◆ Apply what you read
A – According to the passage on Residencia Ermelindo Salazar, in what year was the house built?
B – Reproduce the part of the passage on Residencia Ermelindo Salazar that begins at the words "Design and construction" and stops after "for art exhibits.".

◆ Exercise passage
Design and construction
- Architect: Juan Bertoli Calderoni
- Engineer: Juan Bertoli Calderoni

= Residencia Ermelindo Salazar =

Historic house in Ponce, Puerto Rico

Residencia Ermelindo Salazar (Ermelindo Salazar Home) is a historic house in Ponce, Puerto Rico. It was built in 1870 as the home of Ermelindo Salazar, a prominent citizen and businessman in the city as well as its mayor in 1880. It is located at 70 Cristina street in the Ponce Historic Zone, in Barrio Tercero, Ponce, Puerto Rico. Today the house serves as the headquarters of the Centro Cultural de Ponce Carmen Solá de Pereira, the cultural center of the city of Ponce, where it is used for educational and cultural activities as well as for art exhibits.

◆ Exercise data
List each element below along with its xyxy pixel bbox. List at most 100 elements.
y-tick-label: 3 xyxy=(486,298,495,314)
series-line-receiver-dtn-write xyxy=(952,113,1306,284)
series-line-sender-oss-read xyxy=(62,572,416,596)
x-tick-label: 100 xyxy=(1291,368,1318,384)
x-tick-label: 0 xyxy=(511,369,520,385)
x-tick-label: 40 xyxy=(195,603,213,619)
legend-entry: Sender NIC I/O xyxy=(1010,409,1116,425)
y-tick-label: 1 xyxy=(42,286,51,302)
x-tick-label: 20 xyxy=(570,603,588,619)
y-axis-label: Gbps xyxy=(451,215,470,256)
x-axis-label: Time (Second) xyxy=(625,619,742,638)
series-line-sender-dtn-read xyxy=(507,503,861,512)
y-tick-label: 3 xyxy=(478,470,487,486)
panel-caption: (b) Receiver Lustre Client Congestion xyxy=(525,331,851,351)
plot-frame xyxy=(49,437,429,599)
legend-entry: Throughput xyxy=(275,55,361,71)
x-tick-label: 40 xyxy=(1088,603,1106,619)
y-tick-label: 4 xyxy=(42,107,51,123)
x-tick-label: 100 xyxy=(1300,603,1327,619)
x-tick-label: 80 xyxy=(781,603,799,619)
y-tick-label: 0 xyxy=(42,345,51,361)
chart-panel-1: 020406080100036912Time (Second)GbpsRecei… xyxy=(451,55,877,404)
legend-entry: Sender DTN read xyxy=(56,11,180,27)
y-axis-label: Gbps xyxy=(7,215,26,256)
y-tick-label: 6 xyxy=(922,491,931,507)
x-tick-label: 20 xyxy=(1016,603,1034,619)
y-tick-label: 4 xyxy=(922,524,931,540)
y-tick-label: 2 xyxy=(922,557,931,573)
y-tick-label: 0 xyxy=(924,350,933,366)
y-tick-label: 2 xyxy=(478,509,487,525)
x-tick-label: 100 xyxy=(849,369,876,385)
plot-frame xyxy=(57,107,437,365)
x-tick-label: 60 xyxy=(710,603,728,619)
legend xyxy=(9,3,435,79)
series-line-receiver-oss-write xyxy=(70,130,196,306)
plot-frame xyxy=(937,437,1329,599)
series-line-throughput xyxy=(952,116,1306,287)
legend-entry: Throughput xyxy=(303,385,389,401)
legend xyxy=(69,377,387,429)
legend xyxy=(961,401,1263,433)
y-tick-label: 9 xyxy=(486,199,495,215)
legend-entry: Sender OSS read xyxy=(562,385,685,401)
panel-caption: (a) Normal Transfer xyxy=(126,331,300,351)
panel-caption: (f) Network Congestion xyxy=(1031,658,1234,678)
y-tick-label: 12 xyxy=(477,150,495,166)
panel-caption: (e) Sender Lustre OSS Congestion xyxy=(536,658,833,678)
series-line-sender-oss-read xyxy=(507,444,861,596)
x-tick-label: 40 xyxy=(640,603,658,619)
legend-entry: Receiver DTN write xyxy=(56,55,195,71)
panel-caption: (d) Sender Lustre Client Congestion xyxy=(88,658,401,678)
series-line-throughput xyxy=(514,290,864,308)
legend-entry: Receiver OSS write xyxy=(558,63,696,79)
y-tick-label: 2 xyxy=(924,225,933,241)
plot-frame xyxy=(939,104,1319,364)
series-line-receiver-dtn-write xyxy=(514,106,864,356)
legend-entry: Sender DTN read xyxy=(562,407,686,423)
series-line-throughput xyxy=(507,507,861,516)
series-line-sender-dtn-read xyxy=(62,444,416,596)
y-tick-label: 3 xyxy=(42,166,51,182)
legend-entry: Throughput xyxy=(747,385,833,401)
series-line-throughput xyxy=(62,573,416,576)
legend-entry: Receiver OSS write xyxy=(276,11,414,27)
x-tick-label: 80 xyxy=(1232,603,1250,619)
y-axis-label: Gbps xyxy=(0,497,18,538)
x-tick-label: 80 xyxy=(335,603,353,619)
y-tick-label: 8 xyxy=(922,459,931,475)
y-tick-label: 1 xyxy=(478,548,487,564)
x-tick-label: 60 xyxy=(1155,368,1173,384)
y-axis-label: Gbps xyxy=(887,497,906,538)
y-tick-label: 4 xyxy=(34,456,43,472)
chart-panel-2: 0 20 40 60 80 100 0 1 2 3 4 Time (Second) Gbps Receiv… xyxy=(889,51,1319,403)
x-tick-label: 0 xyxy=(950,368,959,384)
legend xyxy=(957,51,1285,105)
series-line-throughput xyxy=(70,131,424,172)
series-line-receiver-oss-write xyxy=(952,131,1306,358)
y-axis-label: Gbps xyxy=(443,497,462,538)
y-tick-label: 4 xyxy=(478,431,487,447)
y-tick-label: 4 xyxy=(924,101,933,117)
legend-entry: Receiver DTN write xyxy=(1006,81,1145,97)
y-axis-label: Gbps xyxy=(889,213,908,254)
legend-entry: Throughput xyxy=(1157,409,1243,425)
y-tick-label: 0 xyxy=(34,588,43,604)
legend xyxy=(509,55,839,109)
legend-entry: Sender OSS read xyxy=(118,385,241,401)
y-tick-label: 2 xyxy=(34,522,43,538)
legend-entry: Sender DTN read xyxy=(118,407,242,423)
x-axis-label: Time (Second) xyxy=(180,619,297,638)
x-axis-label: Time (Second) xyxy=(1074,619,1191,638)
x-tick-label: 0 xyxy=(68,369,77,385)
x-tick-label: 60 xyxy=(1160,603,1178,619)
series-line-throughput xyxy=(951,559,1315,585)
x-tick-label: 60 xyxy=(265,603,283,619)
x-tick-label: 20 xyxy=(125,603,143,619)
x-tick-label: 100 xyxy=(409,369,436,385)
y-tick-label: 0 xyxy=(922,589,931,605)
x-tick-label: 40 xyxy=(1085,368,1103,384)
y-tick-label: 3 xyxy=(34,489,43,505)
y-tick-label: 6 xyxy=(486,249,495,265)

◆ Results of the exercise
A – 1870

B –
Design and construction
- Architect: Juan Bertoli Calderoni
- Engineer: Juan Bertoli Calderoni

= Residencia Ermelindo Salazar =

Historic house in Ponce, Puerto Rico

Residencia Ermelindo Salazar (Ermelindo Salazar Home) is a historic house in Ponce, Puerto Rico. It was built in 1870 as the home of Ermelindo Salazar, a prominent citizen and businessman in the city as well as its mayor in 1880. It is located at 70 Cristina street in the Ponce Historic Zone, in Barrio Tercero, Ponce, Puerto Rico. Today the house serves as the headquarters of the Centro Cultural de Ponce Carmen Solá de Pereira, the cultural center of the city of Ponce, where it is used for educational and cultural activities as well as for art exhibits.